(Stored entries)
──────────

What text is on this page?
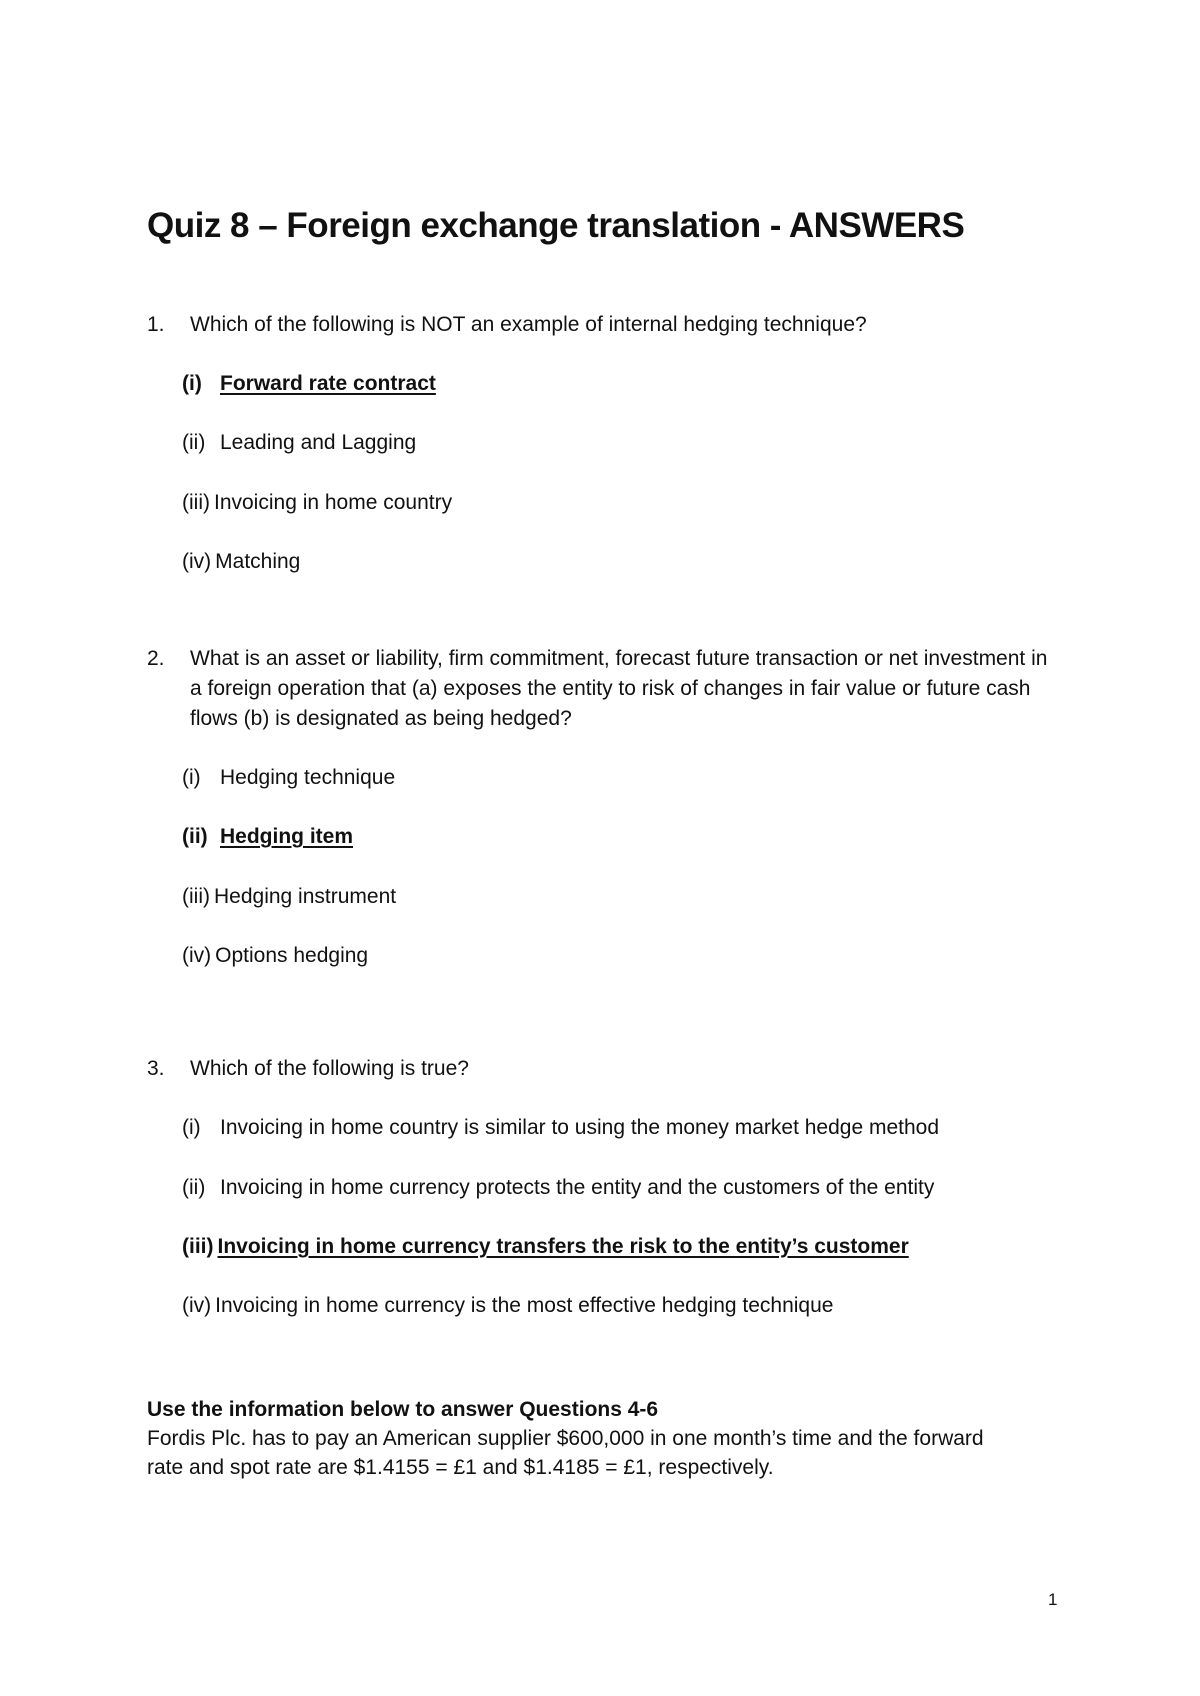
Quiz 8 – Foreign exchange translation - ANSWERS
1. Which of the following is NOT an example of internal hedging technique?
(i) Forward rate contract
(ii) Leading and Lagging
(iii) Invoicing in home country
(iv) Matching
2. What is an asset or liability, firm commitment, forecast future transaction or net investment in a foreign operation that (a) exposes the entity to risk of changes in fair value or future cash flows (b) is designated as being hedged?
(i) Hedging technique
(ii) Hedging item
(iii) Hedging instrument
(iv) Options hedging
3. Which of the following is true?
(i) Invoicing in home country is similar to using the money market hedge method
(ii) Invoicing in home currency protects the entity and the customers of the entity
(iii) Invoicing in home currency transfers the risk to the entity’s customer
(iv) Invoicing in home currency is the most effective hedging technique
Use the information below to answer Questions 4-6
Fordis Plc. has to pay an American supplier $600,000 in one month’s time and the forward
rate and spot rate are $1.4155 = £1 and $1.4185 = £1, respectively.
1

──────────

Using the listing above, gather each line that holds the string "Invoicing" and copy it.

**Output for this task**
(iii) Invoicing in home country
(i) Invoicing in home country is similar to using the money market hedge method
(ii) Invoicing in home currency protects the entity and the customers of the entity
(iii) Invoicing in home currency transfers the risk to the entity’s customer
(iv) Invoicing in home currency is the most effective hedging technique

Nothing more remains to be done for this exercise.